* [Problem to work on]: In the entries below, find the lines that contain the word "Российской" and copy them.
● ● ● ●
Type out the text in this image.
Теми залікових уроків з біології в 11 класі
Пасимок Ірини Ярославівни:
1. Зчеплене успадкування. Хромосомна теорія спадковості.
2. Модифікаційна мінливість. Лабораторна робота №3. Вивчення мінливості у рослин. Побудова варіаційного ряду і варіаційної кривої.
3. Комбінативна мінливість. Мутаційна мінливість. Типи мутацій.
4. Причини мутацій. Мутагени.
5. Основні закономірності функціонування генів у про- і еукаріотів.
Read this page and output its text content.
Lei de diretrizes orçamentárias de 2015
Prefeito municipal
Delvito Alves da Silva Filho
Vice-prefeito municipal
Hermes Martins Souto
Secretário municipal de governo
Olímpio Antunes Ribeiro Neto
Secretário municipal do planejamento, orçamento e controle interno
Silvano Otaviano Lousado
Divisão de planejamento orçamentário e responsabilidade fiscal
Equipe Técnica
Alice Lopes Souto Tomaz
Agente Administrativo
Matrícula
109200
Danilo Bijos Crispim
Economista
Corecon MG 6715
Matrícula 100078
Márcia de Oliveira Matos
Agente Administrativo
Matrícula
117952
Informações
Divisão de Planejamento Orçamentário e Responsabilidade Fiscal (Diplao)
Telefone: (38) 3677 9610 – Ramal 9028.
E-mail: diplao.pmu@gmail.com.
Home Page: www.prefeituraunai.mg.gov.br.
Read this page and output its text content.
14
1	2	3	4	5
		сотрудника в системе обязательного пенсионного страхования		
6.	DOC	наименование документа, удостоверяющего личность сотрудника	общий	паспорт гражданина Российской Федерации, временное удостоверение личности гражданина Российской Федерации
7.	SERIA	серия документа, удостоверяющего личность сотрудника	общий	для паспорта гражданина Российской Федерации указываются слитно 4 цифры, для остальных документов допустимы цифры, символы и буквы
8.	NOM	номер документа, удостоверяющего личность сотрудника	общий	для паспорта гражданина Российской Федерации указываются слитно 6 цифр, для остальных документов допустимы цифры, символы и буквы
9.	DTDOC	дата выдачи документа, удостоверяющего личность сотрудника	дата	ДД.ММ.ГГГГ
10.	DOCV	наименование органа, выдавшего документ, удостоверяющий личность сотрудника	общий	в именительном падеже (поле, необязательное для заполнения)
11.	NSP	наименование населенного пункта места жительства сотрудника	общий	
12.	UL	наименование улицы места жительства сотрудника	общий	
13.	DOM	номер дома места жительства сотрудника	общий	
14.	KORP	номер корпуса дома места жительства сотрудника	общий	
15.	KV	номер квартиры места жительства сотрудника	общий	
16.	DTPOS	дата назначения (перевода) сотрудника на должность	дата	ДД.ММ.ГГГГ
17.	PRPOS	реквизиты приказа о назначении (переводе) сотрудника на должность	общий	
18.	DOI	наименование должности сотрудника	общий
● ● ● ●
* [Result of this task]:
6.	DOC	наименование документа, удостоверяющего личность сотрудника	общий	паспорт гражданина Российской Федерации, временное удостоверение личности гражданина Российской Федерации
7.	SERIA	серия документа, удостоверяющего личность сотрудника	общий	для паспорта гражданина Российской Федерации указываются слитно 4 цифры, для остальных документов допустимы цифры, символы и буквы
8.	NOM	номер документа, удостоверяющего личность сотрудника	общий	для паспорта гражданина Российской Федерации указываются слитно 6 цифр, для остальных документов допустимы цифры, символы и буквы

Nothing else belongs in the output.